Rows from a figure dataset
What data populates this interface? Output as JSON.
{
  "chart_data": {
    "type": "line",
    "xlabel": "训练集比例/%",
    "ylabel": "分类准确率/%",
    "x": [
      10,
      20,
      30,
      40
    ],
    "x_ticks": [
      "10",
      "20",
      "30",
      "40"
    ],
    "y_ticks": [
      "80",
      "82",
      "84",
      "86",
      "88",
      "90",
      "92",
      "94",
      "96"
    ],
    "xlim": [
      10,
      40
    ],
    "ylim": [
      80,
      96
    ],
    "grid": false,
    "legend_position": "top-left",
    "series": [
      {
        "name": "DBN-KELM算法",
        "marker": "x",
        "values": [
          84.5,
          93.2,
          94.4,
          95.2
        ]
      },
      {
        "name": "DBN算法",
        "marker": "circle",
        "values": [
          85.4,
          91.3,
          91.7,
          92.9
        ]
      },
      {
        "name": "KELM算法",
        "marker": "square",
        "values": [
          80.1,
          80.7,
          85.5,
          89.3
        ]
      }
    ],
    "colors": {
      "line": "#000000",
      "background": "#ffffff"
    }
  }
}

Short problem: Output all preceding records character for character.

Answer for the task:
What data populates this interface? Output as JSON.
{
  "chart_data": {
    "type": "line",
    "xlabel": "训练集比例/%",
    "ylabel": "分类准确率/%",
    "x": [
      10,
      20,
      30,
      40
    ],
    "x_ticks": [
      "10",
      "20",
      "30",
      "40"
    ],
    "y_ticks": [
      "80",
      "82",
      "84",
      "86",
      "88",
      "90",
      "92",
      "94",
      "96"
    ],
    "xlim": [
      10,
      40
    ],
    "ylim": [
      80,
      96
    ],
    "grid": false,
    "legend_position": "top-left",
    "series": [
      {
        "name": "DBN-KELM算法",
        "marker": "x",
        "values": [
          84.5,
          93.2,
          94.4,
          95.2
        ]
      },
      {
        "name": "DBN算法",
        "marker": "circle",
        "values": [
          85.4,
          91.3,
          91.7,
          92.9
        ]
      },
      {
        "name": "KELM算法",
        "marker": "square",
        "values": [
          80.1,
          80.7,
          85.5,
          89.3
        ]
      }
    ],
    "colors": {
      "line": "#000000",
      "background": "#ffffff"
    }
  }
}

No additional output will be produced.